201410368/1/R2 en 201410368/2/R2.
Datum uitspraak: 1 april 2015
AFDELING
BESTUURSRECHTSPRAAK
Uitspraak van de voorzieningenrechter van de Afdeling bestuursrechtspraak van de Raad van State op een verzoek om het treffen van een voorlopige voorziening (artikel 8:81 van de Algemene wet bestuursrecht (hierna: de Awb)) en, met toepassing van artikel 8:86 van die wet, op het beroep, in het geding tussen:
[appellant A] en [appellant B], beiden wonend te Woudenberg (hierna: tezamen en in enkelvoud: [appellant]),
appellanten,
en
de raad van de gemeente Woudenberg,
verweerder.
Procesverloop
Bij besluit van 30 oktober 2014 heeft de raad het bestemmingsplan "Stationsweg West 87" vastgesteld.
Tegen dit besluit heeft [appellant] beroep ingesteld.
[appellant] heeft de voorzieningenrechter verzocht een voorlopige voorziening te treffen.
De raad heeft een verweerschrift ingediend.
De voorzieningenrechter heeft het verzoek ter zitting behandeld op 23 februari 2015, waar [appellant], in de persoon van [appellant A] en [appellant B], bijgestaan door mr. T. de Beet, en de raad, vertegenwoordigd door I.K. Kuperus en C. Schreurs, zijn verschenen.
Voorts is ter zitting de commanditaire vennootschap C.V. Koraal Investments, vertegenwoordigd door E. Kuijpers en R. Heutink, gehoord.

◆ RUWE GEGEVENS
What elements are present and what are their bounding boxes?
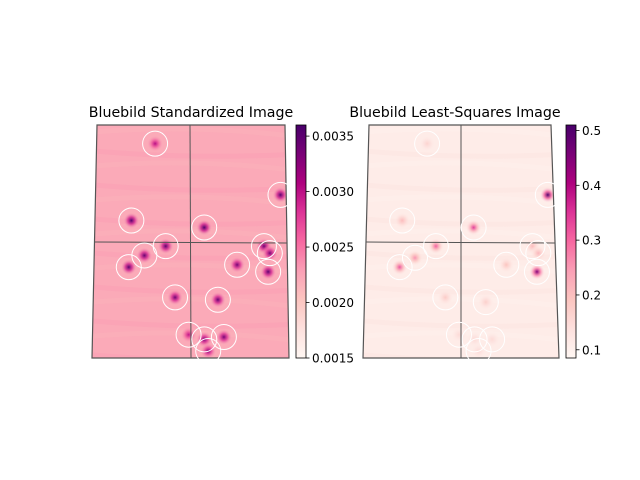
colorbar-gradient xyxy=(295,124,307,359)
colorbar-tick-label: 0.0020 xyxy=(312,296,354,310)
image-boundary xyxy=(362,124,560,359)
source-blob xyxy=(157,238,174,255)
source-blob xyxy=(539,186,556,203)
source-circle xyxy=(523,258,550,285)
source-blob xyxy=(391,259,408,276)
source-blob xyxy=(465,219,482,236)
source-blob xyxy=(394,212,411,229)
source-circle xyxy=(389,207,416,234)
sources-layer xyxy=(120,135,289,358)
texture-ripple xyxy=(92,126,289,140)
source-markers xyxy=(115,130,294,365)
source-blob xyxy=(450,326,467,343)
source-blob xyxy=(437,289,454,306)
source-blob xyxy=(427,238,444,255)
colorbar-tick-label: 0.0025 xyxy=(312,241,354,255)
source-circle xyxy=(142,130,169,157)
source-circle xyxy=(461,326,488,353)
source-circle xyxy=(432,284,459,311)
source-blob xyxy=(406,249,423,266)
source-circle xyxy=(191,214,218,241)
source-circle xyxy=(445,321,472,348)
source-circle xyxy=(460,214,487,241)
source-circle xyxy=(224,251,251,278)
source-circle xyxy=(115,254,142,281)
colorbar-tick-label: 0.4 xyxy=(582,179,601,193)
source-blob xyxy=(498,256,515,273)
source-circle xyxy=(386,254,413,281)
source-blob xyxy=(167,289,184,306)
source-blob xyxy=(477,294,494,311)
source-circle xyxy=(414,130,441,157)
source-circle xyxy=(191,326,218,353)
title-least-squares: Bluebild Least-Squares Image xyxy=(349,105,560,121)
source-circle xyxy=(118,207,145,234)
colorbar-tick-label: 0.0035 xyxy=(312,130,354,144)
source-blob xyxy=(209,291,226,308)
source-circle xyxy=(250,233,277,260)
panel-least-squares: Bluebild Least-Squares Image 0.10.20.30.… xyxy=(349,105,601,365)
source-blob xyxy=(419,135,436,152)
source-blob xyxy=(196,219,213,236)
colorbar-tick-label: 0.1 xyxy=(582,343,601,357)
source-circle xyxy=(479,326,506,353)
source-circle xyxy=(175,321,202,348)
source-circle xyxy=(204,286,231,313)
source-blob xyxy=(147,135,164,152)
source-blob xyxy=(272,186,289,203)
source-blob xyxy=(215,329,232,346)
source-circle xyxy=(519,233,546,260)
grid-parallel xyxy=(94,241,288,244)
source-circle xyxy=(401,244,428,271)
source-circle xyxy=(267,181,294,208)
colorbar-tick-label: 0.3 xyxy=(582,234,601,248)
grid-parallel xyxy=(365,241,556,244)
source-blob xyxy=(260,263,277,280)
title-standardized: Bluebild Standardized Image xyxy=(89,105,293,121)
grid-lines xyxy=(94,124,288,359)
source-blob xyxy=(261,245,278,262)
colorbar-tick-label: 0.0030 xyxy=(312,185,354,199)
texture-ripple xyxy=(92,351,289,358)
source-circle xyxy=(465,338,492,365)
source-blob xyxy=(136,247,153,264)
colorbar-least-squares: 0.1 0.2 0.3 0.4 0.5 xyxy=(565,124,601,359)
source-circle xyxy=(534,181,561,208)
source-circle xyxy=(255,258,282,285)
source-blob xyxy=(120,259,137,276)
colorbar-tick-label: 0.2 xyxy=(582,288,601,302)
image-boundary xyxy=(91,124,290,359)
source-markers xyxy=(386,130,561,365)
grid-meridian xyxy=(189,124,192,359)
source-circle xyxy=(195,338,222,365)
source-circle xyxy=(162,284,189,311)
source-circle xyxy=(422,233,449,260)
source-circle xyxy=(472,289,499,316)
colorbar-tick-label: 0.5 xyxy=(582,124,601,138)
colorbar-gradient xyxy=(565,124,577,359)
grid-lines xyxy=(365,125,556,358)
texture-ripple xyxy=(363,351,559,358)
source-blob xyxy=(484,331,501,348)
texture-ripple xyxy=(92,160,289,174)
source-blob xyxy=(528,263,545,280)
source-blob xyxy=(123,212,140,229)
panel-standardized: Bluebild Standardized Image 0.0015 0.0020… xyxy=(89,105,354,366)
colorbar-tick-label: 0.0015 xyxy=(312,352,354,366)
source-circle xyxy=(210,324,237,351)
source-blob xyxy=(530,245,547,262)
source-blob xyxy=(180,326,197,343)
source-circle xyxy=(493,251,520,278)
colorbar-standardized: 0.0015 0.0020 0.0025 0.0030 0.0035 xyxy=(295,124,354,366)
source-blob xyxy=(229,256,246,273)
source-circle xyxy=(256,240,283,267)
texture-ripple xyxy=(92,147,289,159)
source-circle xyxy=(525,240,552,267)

◆ DE OPDRACHTEN
a) Neem uit de uitspraak het deel over dat begint bij de woorden "Tegen dit besluit" en eindigt met "Schreurs, zijn verschenen.".
b) Tel in de rijen het aantal regels waarin het woord "grid" voorkomt, waarbij hoofdletters en kleine letters als verschillend gelden. Geef alleen dat getal.

◆ ANTWOORDEN
a)
Tegen dit besluit heeft [appellant] beroep ingesteld.
[appellant] heeft de voorzieningenrechter verzocht een voorlopige voorziening te treffen.
De raad heeft een verweerschrift ingediend.
De voorzieningenrechter heeft het verzoek ter zitting behandeld op 23 februari 2015, waar [appellant], in de persoon van [appellant A] en [appellant B], bijgestaan door mr. T. de Beet, en de raad, vertegenwoordigd door I.K. Kuperus en C. Schreurs, zijn verschenen.

b) 5